--- WRITTEN INSTRUCTION ---
Wherever the word "Which" appears in a line, copy that line.

--- INPUT MATERIAL ---
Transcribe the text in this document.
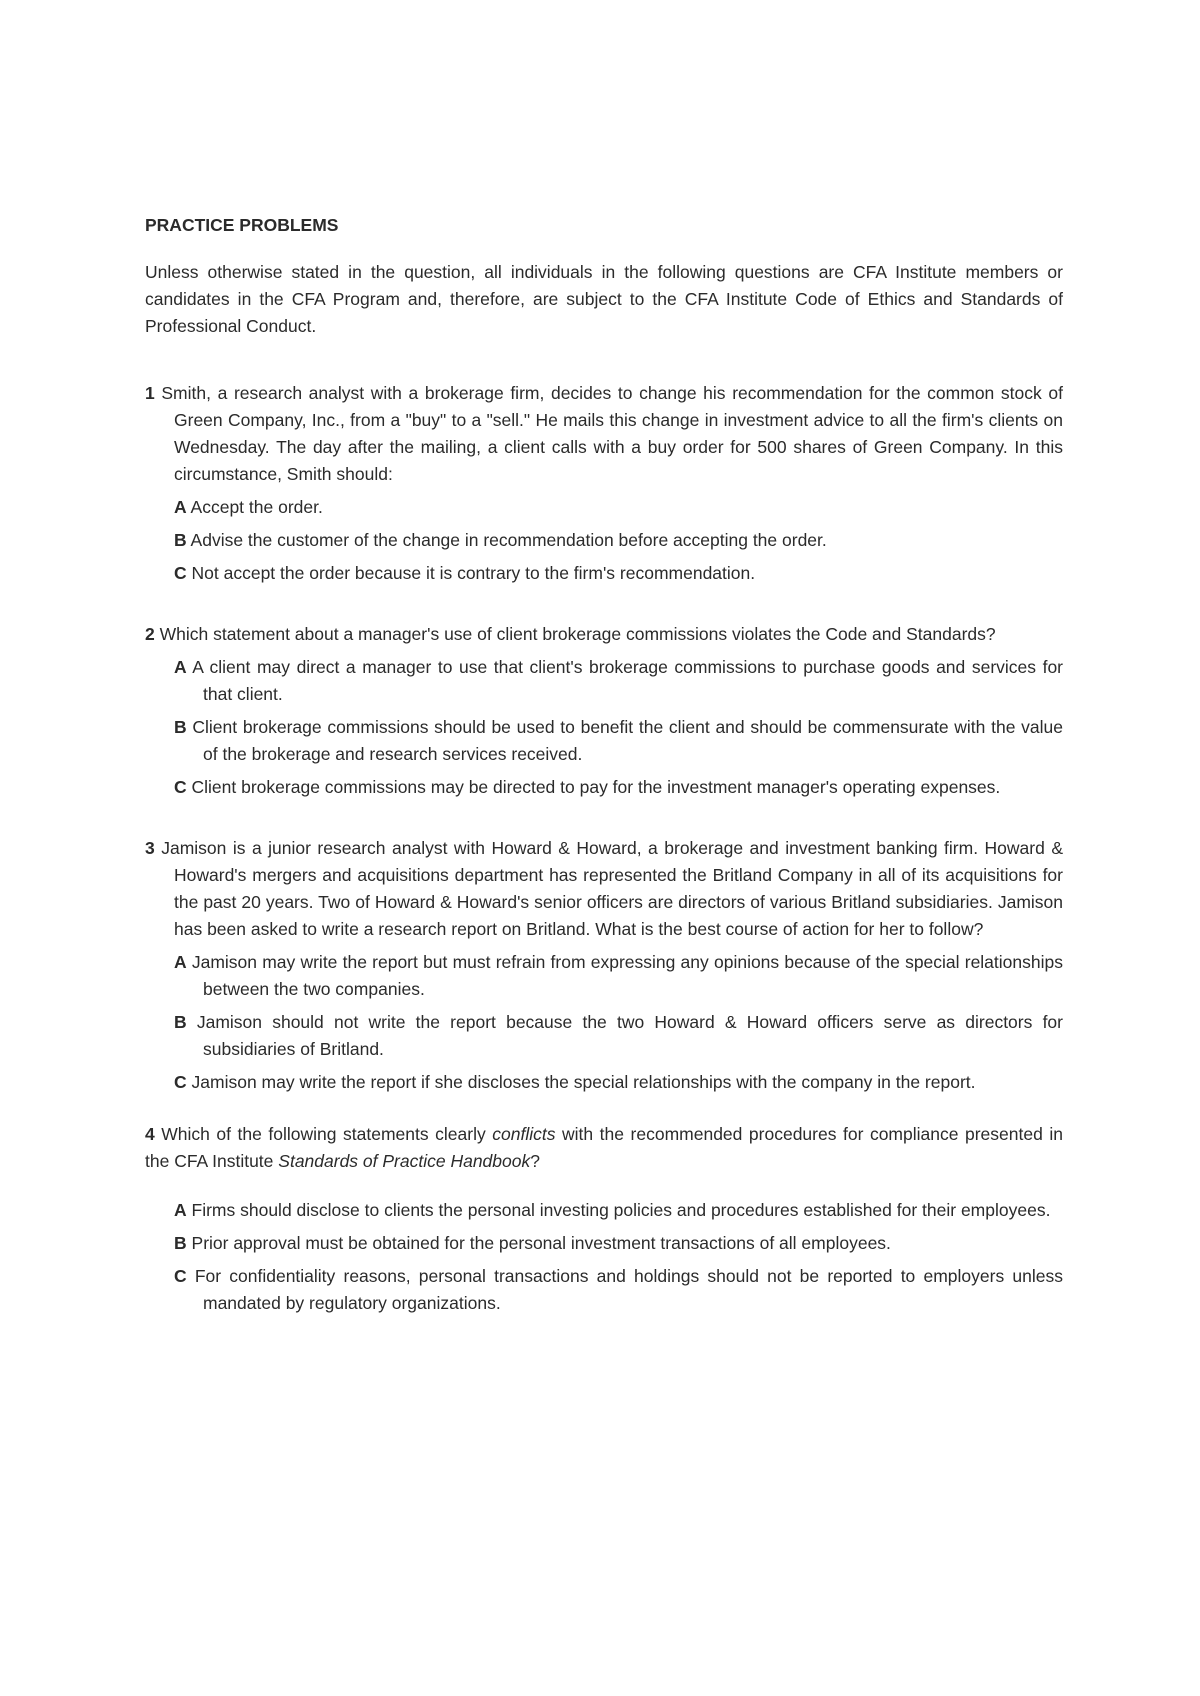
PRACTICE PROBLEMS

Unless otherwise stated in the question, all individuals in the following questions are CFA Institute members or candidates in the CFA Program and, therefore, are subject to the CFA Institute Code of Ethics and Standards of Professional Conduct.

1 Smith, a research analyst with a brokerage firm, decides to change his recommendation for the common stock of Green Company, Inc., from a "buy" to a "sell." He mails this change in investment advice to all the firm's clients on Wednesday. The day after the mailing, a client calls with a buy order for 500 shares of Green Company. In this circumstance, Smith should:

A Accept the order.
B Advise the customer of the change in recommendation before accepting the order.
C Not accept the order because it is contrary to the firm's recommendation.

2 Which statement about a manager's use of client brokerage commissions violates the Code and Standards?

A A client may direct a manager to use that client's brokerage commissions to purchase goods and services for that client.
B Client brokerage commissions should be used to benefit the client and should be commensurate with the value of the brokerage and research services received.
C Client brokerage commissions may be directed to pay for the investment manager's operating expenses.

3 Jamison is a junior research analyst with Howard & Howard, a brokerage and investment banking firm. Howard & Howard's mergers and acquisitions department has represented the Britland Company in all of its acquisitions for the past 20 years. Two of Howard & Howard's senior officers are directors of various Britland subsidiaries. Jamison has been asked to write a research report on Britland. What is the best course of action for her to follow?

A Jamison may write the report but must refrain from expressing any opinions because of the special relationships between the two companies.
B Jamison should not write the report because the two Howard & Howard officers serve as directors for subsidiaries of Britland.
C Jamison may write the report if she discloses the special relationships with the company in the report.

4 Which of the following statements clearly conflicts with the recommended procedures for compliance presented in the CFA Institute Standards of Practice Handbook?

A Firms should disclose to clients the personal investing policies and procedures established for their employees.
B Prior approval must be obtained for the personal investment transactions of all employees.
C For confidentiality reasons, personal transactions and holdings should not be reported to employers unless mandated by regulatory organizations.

--- WORKED ANSWER ---
2 Which statement about a manager's use of client brokerage commissions violates the Code and Standards?
4 Which of the following statements clearly conflicts with the recommended procedures for compliance presented in the CFA Institute Standards of Practice Handbook?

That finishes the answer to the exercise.